[Extracted records]
=-=-=-=-=

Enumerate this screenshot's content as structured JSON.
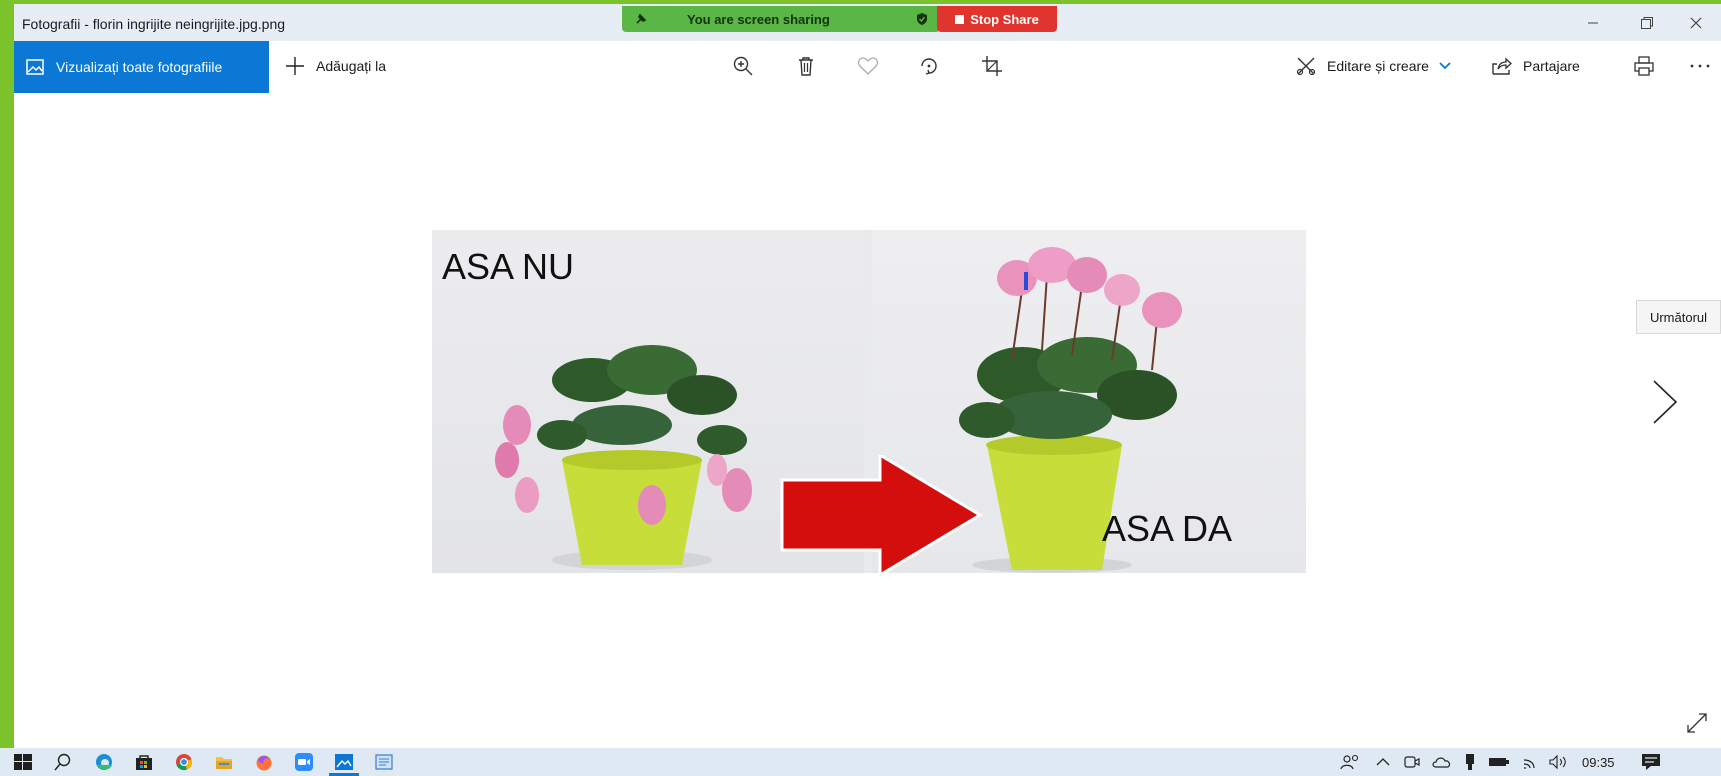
{
  "window": {
    "title": "Fotografii - florin ingrijite neingrijite.jpg.png",
    "minimize_icon": "minimize-icon",
    "restore_icon": "restore-icon",
    "close_icon": "close-icon"
  },
  "screen_share": {
    "status_text": "You are screen sharing",
    "stop_label": "Stop Share",
    "colors": {
      "status_bg": "#5bb745",
      "stop_bg": "#e0342e"
    }
  },
  "toolbar": {
    "view_all_label": "Vizualizați toate fotografiile",
    "add_to_label": "Adăugați la",
    "center_icons": [
      "zoom-in-icon",
      "delete-icon",
      "heart-icon",
      "rotate-icon",
      "crop-icon"
    ],
    "edit_create_label": "Editare și creare",
    "share_label": "Partajare",
    "print_icon": "print-icon",
    "more_icon": "more-icon",
    "accent_color": "#0a78d4"
  },
  "photo": {
    "left_label": "ASA NU",
    "right_label": "ASA DA"
  },
  "navigation": {
    "next_tooltip": "Următorul",
    "next_icon": "chevron-right-icon",
    "expand_icon": "expand-icon"
  },
  "taskbar": {
    "apps": [
      "windows-start-icon",
      "search-icon",
      "edge-icon",
      "store-icon",
      "chrome-icon",
      "file-explorer-icon",
      "firefox-icon",
      "zoom-icon",
      "photos-icon",
      "notepad-icon"
    ],
    "clock": "09:35"
  }
}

=-=-=-=-=

WORK TO COMPLETE: All of the entries above should be copied exactly, except for the pictures.

TASK ANSWER:
Enumerate this screenshot's content as structured JSON.
{
  "window": {
    "title": "Fotografii - florin ingrijite neingrijite.jpg.png",
    "minimize_icon": "minimize-icon",
    "restore_icon": "restore-icon",
    "close_icon": "close-icon"
  },
  "screen_share": {
    "status_text": "You are screen sharing",
    "stop_label": "Stop Share",
    "colors": {
      "status_bg": "#5bb745",
      "stop_bg": "#e0342e"
    }
  },
  "toolbar": {
    "view_all_label": "Vizualizați toate fotografiile",
    "add_to_label": "Adăugați la",
    "center_icons": [
      "zoom-in-icon",
      "delete-icon",
      "heart-icon",
      "rotate-icon",
      "crop-icon"
    ],
    "edit_create_label": "Editare și creare",
    "share_label": "Partajare",
    "print_icon": "print-icon",
    "more_icon": "more-icon",
    "accent_color": "#0a78d4"
  },
  "photo": {
    "left_label": "ASA NU",
    "right_label": "ASA DA"
  },
  "navigation": {
    "next_tooltip": "Următorul",
    "next_icon": "chevron-right-icon",
    "expand_icon": "expand-icon"
  },
  "taskbar": {
    "apps": [
      "windows-start-icon",
      "search-icon",
      "edge-icon",
      "store-icon",
      "chrome-icon",
      "file-explorer-icon",
      "firefox-icon",
      "zoom-icon",
      "photos-icon",
      "notepad-icon"
    ],
    "clock": "09:35"
  }
}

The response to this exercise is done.